╭──

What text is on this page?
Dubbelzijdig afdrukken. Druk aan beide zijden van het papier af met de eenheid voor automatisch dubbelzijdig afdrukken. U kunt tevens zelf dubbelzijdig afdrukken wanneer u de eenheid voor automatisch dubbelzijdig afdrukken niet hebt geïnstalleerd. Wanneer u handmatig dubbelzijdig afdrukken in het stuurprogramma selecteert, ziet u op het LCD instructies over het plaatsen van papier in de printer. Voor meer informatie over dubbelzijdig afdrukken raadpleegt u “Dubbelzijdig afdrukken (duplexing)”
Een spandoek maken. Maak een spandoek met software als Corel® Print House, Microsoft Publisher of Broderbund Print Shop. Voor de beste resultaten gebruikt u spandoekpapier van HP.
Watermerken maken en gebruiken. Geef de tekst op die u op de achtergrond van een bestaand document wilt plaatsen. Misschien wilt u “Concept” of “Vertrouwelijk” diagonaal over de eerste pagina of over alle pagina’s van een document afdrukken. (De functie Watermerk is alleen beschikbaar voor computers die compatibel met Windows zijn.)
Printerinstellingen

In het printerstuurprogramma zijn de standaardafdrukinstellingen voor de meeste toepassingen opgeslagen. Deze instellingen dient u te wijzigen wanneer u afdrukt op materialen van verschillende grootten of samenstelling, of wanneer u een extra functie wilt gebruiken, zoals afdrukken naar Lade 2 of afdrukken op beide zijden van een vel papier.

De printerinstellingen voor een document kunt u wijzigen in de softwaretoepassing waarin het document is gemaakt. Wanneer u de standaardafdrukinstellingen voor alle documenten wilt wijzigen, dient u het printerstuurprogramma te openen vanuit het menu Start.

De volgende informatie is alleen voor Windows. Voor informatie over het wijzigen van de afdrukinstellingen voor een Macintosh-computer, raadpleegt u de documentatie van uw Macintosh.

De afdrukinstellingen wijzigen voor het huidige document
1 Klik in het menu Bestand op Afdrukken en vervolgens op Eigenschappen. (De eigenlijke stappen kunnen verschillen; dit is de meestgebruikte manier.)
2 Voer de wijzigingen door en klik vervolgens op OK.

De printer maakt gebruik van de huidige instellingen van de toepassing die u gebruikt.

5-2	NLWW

╰──

● **Short exercise**: Which lines contain "zijn"? Show each of them.

● **Output for this exercise**:
Watermerken maken en gebruiken. Geef de tekst op die u op de achtergrond van een bestaand document wilt plaatsen. Misschien wilt u “Concept” of “Vertrouwelijk” diagonaal over de eerste pagina of over alle pagina’s van een document afdrukken. (De functie Watermerk is alleen beschikbaar voor computers die compatibel met Windows zijn.)
In het printerstuurprogramma zijn de standaardafdrukinstellingen voor de meeste toepassingen opgeslagen. Deze instellingen dient u te wijzigen wanneer u afdrukt op materialen van verschillende grootten of samenstelling, of wanneer u een extra functie wilt gebruiken, zoals afdrukken naar Lade 2 of afdrukken op beide zijden van een vel papier.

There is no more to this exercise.